* [Exercise directions]:
Only lines holding the word "eller" should be copied from the material.
______________________________
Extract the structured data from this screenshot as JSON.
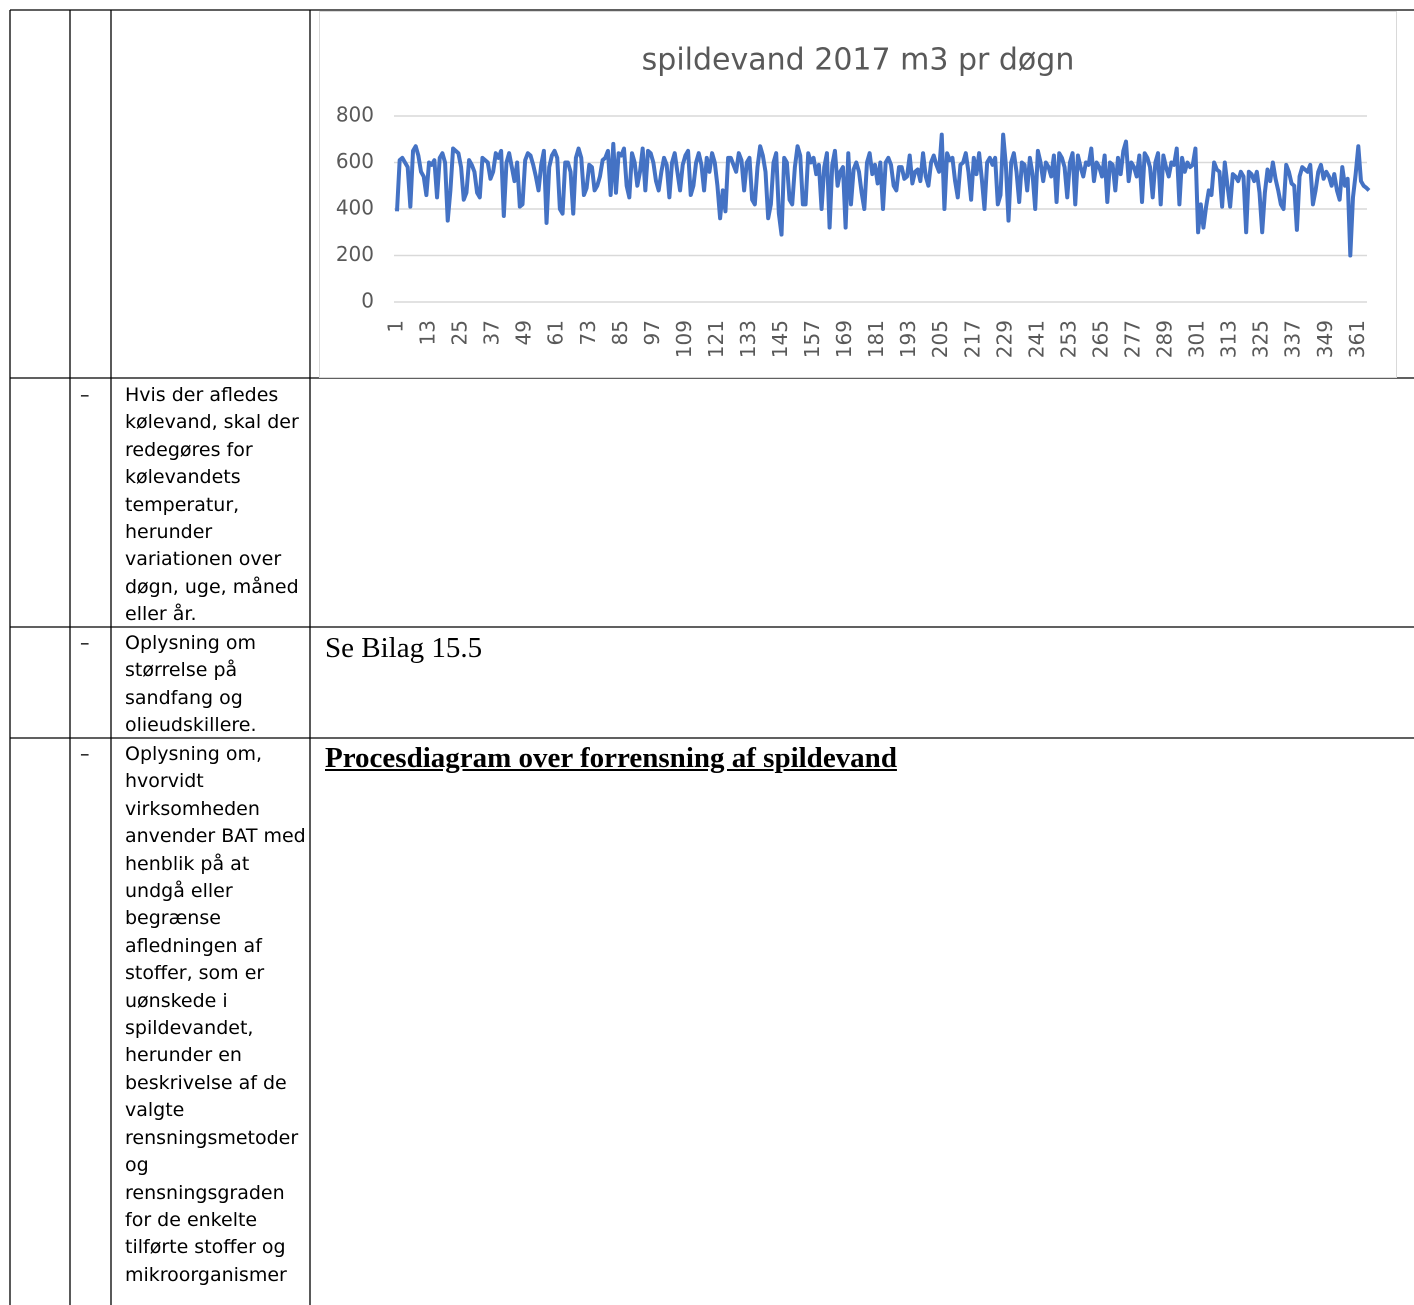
{
  "rows": [
    {
      "dash": "–",
      "text": "Hvis der afledes kølevand, skal der redegøres for kølevandets temperatur, herunder variationen over døgn, uge, måned eller år."
    },
    {
      "dash": "–",
      "text": "Oplysning om størrelse på sandfang og olieudskillere.",
      "answer": "Se Bilag 15.5"
    },
    {
      "dash": "–",
      "text": "Oplysning om, hvorvidt virksomheden anvender BAT med henblik på at undgå eller begrænse afledningen af stoffer, som er uønskede i spildevandet, herunder en beskrivelse af de valgte rensningsmetoder og rensningsgraden for de enkelte tilførte stoffer og mikroorganismer",
      "heading": "Procesdiagram over forrensning af spildevand"
    }
  ],
  "chart_data": {
    "type": "line",
    "title": "spildevand 2017 m3 pr døgn",
    "color": "#4472c4",
    "grid": true,
    "xlim": [
      1,
      365
    ],
    "ylim": [
      0,
      800
    ],
    "yticks": [
      0,
      200,
      400,
      600,
      800
    ],
    "xticks": [
      1,
      13,
      25,
      37,
      49,
      61,
      73,
      85,
      97,
      109,
      121,
      133,
      145,
      157,
      169,
      181,
      193,
      205,
      217,
      229,
      241,
      253,
      265,
      277,
      289,
      301,
      313,
      325,
      337,
      349,
      361
    ],
    "x": [
      1,
      2,
      3,
      4,
      5,
      6,
      7,
      8,
      9,
      10,
      11,
      12,
      13,
      14,
      15,
      16,
      17,
      18,
      19,
      20,
      21,
      22,
      23,
      24,
      25,
      26,
      27,
      28,
      29,
      30,
      31,
      32,
      33,
      34,
      35,
      36,
      37,
      38,
      39,
      40,
      41,
      42,
      43,
      44,
      45,
      46,
      47,
      48,
      49,
      50,
      51,
      52,
      53,
      54,
      55,
      56,
      57,
      58,
      59,
      60,
      61,
      62,
      63,
      64,
      65,
      66,
      67,
      68,
      69,
      70,
      71,
      72,
      73,
      74,
      75,
      76,
      77,
      78,
      79,
      80,
      81,
      82,
      83,
      84,
      85,
      86,
      87,
      88,
      89,
      90,
      91,
      92,
      93,
      94,
      95,
      96,
      97,
      98,
      99,
      100,
      101,
      102,
      103,
      104,
      105,
      106,
      107,
      108,
      109,
      110,
      111,
      112,
      113,
      114,
      115,
      116,
      117,
      118,
      119,
      120,
      121,
      122,
      123,
      124,
      125,
      126,
      127,
      128,
      129,
      130,
      131,
      132,
      133,
      134,
      135,
      136,
      137,
      138,
      139,
      140,
      141,
      142,
      143,
      144,
      145,
      146,
      147,
      148,
      149,
      150,
      151,
      152,
      153,
      154,
      155,
      156,
      157,
      158,
      159,
      160,
      161,
      162,
      163,
      164,
      165,
      166,
      167,
      168,
      169,
      170,
      171,
      172,
      173,
      174,
      175,
      176,
      177,
      178,
      179,
      180,
      181,
      182,
      183,
      184,
      185,
      186,
      187,
      188,
      189,
      190,
      191,
      192,
      193,
      194,
      195,
      196,
      197,
      198,
      199,
      200,
      201,
      202,
      203,
      204,
      205,
      206,
      207,
      208,
      209,
      210,
      211,
      212,
      213,
      214,
      215,
      216,
      217,
      218,
      219,
      220,
      221,
      222,
      223,
      224,
      225,
      226,
      227,
      228,
      229,
      230,
      231,
      232,
      233,
      234,
      235,
      236,
      237,
      238,
      239,
      240,
      241,
      242,
      243,
      244,
      245,
      246,
      247,
      248,
      249,
      250,
      251,
      252,
      253,
      254,
      255,
      256,
      257,
      258,
      259,
      260,
      261,
      262,
      263,
      264,
      265,
      266,
      267,
      268,
      269,
      270,
      271,
      272,
      273,
      274,
      275,
      276,
      277,
      278,
      279,
      280,
      281,
      282,
      283,
      284,
      285,
      286,
      287,
      288,
      289,
      290,
      291,
      292,
      293,
      294,
      295,
      296,
      297,
      298,
      299,
      300,
      301,
      302,
      303,
      304,
      305,
      306,
      307,
      308,
      309,
      310,
      311,
      312,
      313,
      314,
      315,
      316,
      317,
      318,
      319,
      320,
      321,
      322,
      323,
      324,
      325,
      326,
      327,
      328,
      329,
      330,
      331,
      332,
      333,
      334,
      335,
      336,
      337,
      338,
      339,
      340,
      341,
      342,
      343,
      344,
      345,
      346,
      347,
      348,
      349,
      350,
      351,
      352,
      353,
      354,
      355,
      356,
      357,
      358,
      359,
      360,
      361,
      362,
      363,
      364,
      365
    ],
    "values": [
      390,
      610,
      620,
      600,
      580,
      410,
      650,
      670,
      630,
      560,
      540,
      460,
      600,
      590,
      610,
      450,
      620,
      640,
      600,
      350,
      480,
      660,
      650,
      640,
      580,
      440,
      470,
      610,
      590,
      560,
      470,
      450,
      620,
      610,
      600,
      530,
      560,
      640,
      620,
      650,
      370,
      600,
      640,
      580,
      520,
      600,
      410,
      420,
      610,
      640,
      630,
      590,
      540,
      480,
      590,
      650,
      340,
      580,
      630,
      650,
      620,
      400,
      380,
      600,
      600,
      560,
      380,
      620,
      660,
      620,
      460,
      490,
      590,
      580,
      480,
      500,
      540,
      610,
      620,
      650,
      460,
      680,
      470,
      640,
      630,
      660,
      500,
      450,
      640,
      600,
      500,
      560,
      660,
      480,
      650,
      640,
      600,
      520,
      480,
      560,
      620,
      590,
      450,
      600,
      640,
      560,
      480,
      590,
      630,
      650,
      460,
      500,
      600,
      640,
      590,
      480,
      620,
      560,
      640,
      600,
      500,
      360,
      480,
      390,
      620,
      620,
      590,
      560,
      640,
      610,
      480,
      600,
      620,
      440,
      420,
      580,
      670,
      630,
      560,
      360,
      420,
      600,
      640,
      380,
      290,
      620,
      600,
      440,
      420,
      580,
      670,
      630,
      420,
      420,
      640,
      600,
      620,
      550,
      590,
      400,
      580,
      640,
      320,
      590,
      650,
      500,
      560,
      580,
      320,
      640,
      420,
      570,
      600,
      560,
      470,
      400,
      600,
      640,
      550,
      590,
      510,
      600,
      400,
      600,
      620,
      590,
      500,
      480,
      580,
      580,
      530,
      540,
      630,
      510,
      560,
      570,
      520,
      640,
      540,
      500,
      600,
      630,
      590,
      560,
      720,
      400,
      640,
      610,
      620,
      520,
      450,
      590,
      600,
      640,
      560,
      440,
      620,
      550,
      640,
      530,
      400,
      600,
      620,
      590,
      620,
      420,
      460,
      720,
      590,
      350,
      600,
      640,
      560,
      430,
      600,
      590,
      480,
      620,
      550,
      400,
      650,
      600,
      520,
      600,
      580,
      540,
      630,
      430,
      640,
      620,
      580,
      450,
      600,
      640,
      420,
      630,
      580,
      540,
      600,
      590,
      660,
      520,
      600,
      580,
      540,
      630,
      430,
      600,
      590,
      480,
      620,
      550,
      650,
      690,
      520,
      600,
      580,
      540,
      630,
      430,
      640,
      620,
      580,
      450,
      600,
      640,
      420,
      630,
      580,
      540,
      600,
      590,
      660,
      420,
      620,
      560,
      600,
      580,
      590,
      660,
      300,
      420,
      320,
      410,
      480,
      460,
      600,
      570,
      560,
      410,
      600,
      500,
      410,
      550,
      540,
      520,
      560,
      540,
      300,
      560,
      550,
      520,
      560,
      470,
      300,
      470,
      570,
      520,
      600,
      530,
      480,
      420,
      400,
      590,
      560,
      510,
      500,
      310,
      540,
      580,
      570,
      560,
      590,
      420,
      480,
      560,
      590,
      530,
      560,
      540,
      500,
      550,
      480,
      440,
      580,
      500,
      530,
      200,
      450,
      550,
      670,
      520,
      500,
      491,
      480
    ]
  }
}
______________________________
* [Answer to this exercise]:
      "text": "Hvis der afledes kølevand, skal der redegøres for kølevandets temperatur, herunder variationen over døgn, uge, måned eller år."
      "text": "Oplysning om, hvorvidt virksomheden anvender BAT med henblik på at undgå eller begrænse afledningen af stoffer, som er uønskede i spildevandet, herunder en beskrivelse af de valgte rensningsmetoder og rensningsgraden for de enkelte tilførte stoffer og mikroorganismer",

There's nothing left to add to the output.